**Beschrijving opdracht**
Herschrijf de regels uit de onderstaande records als een genummerde lijst, van de regel met "svg-text:2022: 2022 <box>213" tot en met de regel met "svg-text:2023: 2023 <box>704". Laat lege regels weg.

**Uittreksel dataset**
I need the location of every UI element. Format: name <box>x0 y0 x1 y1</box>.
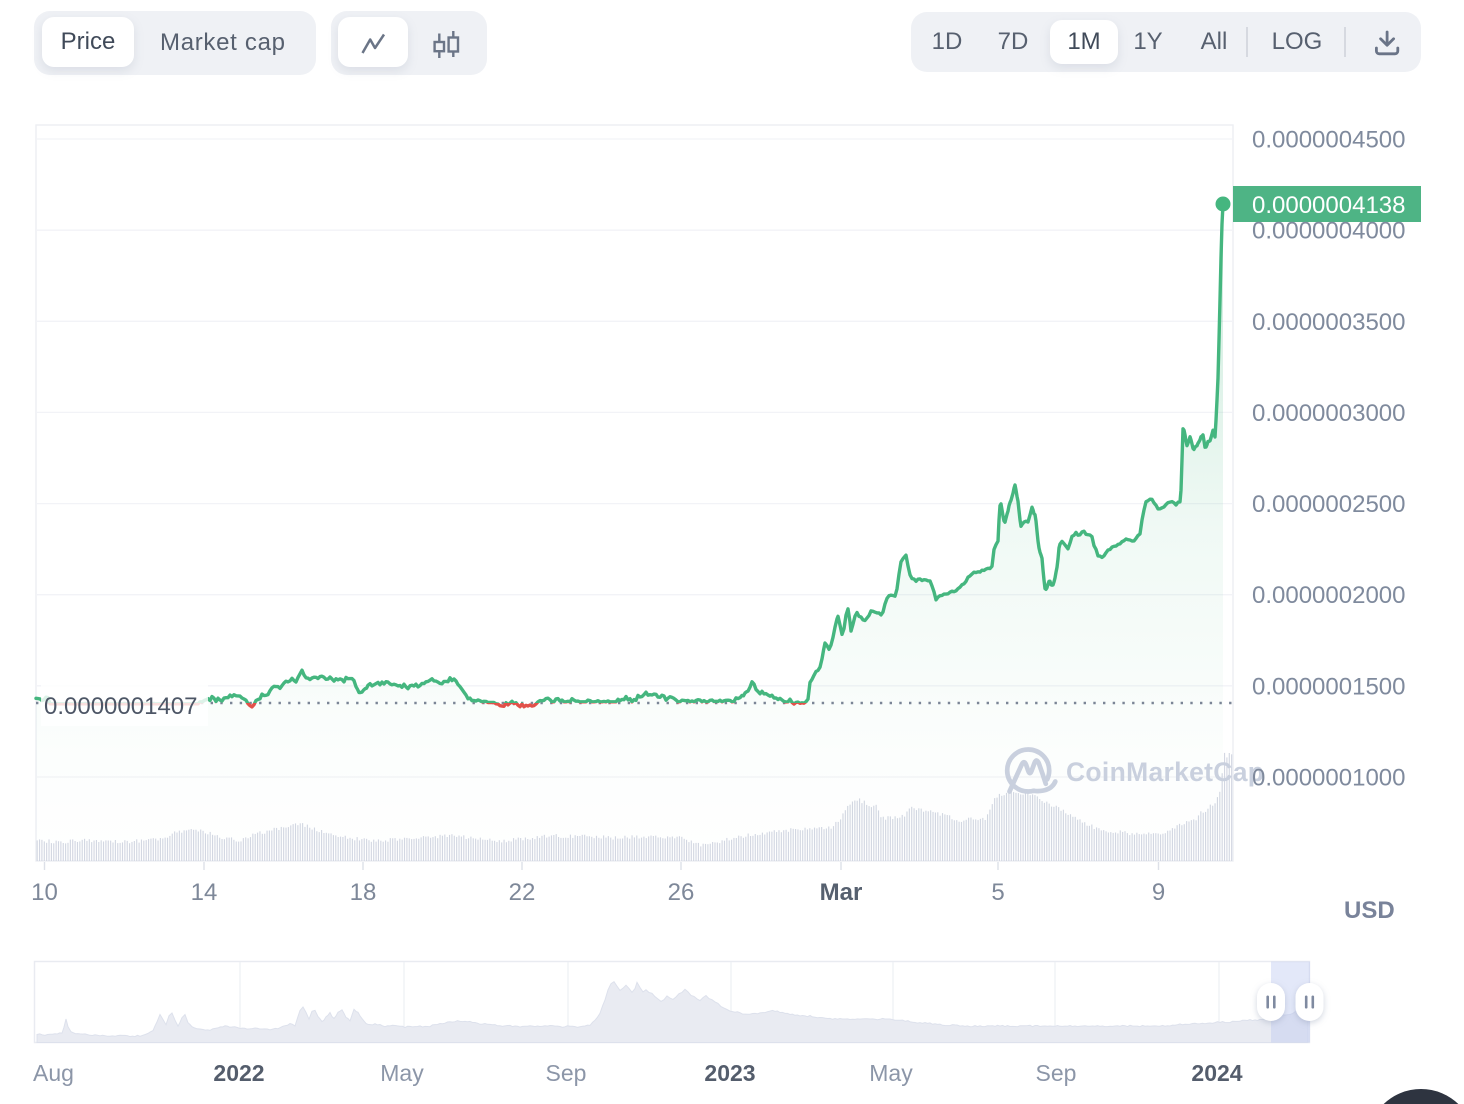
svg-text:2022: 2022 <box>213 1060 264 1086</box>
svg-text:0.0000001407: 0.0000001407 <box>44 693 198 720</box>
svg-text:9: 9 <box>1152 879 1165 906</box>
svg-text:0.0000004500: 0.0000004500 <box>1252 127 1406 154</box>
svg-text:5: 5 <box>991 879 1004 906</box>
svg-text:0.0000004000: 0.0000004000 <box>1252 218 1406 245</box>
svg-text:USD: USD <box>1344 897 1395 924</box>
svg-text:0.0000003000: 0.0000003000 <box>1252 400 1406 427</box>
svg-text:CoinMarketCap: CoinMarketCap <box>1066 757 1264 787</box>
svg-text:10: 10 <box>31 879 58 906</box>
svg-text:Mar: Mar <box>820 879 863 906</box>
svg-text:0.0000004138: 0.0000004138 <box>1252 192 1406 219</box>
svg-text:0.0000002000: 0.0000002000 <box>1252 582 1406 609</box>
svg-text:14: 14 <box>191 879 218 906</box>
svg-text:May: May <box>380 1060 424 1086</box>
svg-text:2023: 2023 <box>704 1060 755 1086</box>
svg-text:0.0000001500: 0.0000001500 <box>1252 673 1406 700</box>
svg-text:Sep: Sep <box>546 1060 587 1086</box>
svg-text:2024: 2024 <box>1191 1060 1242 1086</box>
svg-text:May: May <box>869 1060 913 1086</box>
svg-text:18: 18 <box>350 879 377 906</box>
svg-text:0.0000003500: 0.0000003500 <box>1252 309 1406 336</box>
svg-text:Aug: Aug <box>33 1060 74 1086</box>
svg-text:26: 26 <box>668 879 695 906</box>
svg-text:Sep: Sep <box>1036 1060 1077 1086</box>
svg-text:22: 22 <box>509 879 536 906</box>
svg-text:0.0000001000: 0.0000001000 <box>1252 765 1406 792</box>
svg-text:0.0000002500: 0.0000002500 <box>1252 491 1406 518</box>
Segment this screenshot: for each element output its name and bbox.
...
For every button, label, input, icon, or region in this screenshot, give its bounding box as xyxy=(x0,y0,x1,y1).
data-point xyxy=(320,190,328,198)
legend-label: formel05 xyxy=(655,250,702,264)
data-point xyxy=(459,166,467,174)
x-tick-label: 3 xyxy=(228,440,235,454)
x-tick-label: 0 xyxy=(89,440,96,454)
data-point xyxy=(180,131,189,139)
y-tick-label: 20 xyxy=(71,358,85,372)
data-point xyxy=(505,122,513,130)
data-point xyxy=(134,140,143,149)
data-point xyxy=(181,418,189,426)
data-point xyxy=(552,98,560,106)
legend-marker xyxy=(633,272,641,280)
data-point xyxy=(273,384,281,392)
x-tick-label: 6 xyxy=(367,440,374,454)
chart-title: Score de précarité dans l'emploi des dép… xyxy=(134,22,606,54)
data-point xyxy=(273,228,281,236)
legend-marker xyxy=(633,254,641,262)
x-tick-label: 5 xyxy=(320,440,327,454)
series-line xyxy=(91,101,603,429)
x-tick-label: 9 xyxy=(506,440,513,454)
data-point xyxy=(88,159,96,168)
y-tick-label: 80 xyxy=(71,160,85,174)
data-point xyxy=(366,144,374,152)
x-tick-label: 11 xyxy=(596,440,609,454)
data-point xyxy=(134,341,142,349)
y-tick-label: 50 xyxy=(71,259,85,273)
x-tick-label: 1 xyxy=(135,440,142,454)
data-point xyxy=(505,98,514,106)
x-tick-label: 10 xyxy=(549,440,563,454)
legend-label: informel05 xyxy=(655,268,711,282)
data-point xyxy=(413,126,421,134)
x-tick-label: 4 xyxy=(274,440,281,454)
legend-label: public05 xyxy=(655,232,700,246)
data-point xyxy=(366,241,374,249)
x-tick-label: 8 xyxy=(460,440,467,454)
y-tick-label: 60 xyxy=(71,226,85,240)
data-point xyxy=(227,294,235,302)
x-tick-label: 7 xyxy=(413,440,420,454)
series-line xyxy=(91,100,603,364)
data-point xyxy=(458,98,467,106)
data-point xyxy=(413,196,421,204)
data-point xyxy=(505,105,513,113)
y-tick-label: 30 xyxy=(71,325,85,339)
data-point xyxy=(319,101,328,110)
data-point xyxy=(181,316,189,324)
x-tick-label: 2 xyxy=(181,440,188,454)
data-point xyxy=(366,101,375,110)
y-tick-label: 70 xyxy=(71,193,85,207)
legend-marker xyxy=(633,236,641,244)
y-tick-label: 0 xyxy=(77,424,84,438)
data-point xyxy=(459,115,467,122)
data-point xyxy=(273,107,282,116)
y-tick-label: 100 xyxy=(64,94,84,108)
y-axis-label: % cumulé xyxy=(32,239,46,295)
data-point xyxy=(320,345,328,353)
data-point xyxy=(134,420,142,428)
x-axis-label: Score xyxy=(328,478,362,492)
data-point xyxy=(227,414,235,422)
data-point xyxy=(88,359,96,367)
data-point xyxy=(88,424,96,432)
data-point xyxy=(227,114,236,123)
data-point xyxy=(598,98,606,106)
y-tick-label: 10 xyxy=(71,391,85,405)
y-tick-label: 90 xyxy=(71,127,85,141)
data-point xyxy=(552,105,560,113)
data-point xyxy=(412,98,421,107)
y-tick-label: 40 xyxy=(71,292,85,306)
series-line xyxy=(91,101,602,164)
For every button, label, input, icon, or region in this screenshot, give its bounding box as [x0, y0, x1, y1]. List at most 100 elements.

**Antwoord opdracht**
1. svg-text:2022: 2022 <box>213 1060 264 1086</box>
2. svg-text:0.0000001407: 0.0000001407 <box>44 693 198 720</box>
3. svg-text:9: 9 <box>1152 879 1165 906</box>
4. svg-text:0.0000004500: 0.0000004500 <box>1252 127 1406 154</box>
5. svg-text:5: 5 <box>991 879 1004 906</box>
6. svg-text:0.0000004000: 0.0000004000 <box>1252 218 1406 245</box>
7. svg-text:USD: USD <box>1344 897 1395 924</box>
8. svg-text:0.0000003000: 0.0000003000 <box>1252 400 1406 427</box>
9. svg-text:CoinMarketCap: CoinMarketCap <box>1066 757 1264 787</box>
10. svg-text:10: 10 <box>31 879 58 906</box>
11. svg-text:Mar: Mar <box>820 879 863 906</box>
12. svg-text:0.0000004138: 0.0000004138 <box>1252 192 1406 219</box>
13. svg-text:0.0000002000: 0.0000002000 <box>1252 582 1406 609</box>
14. svg-text:14: 14 <box>191 879 218 906</box>
15. svg-text:May: May <box>380 1060 424 1086</box>
16. svg-text:2023: 2023 <box>704 1060 755 1086</box>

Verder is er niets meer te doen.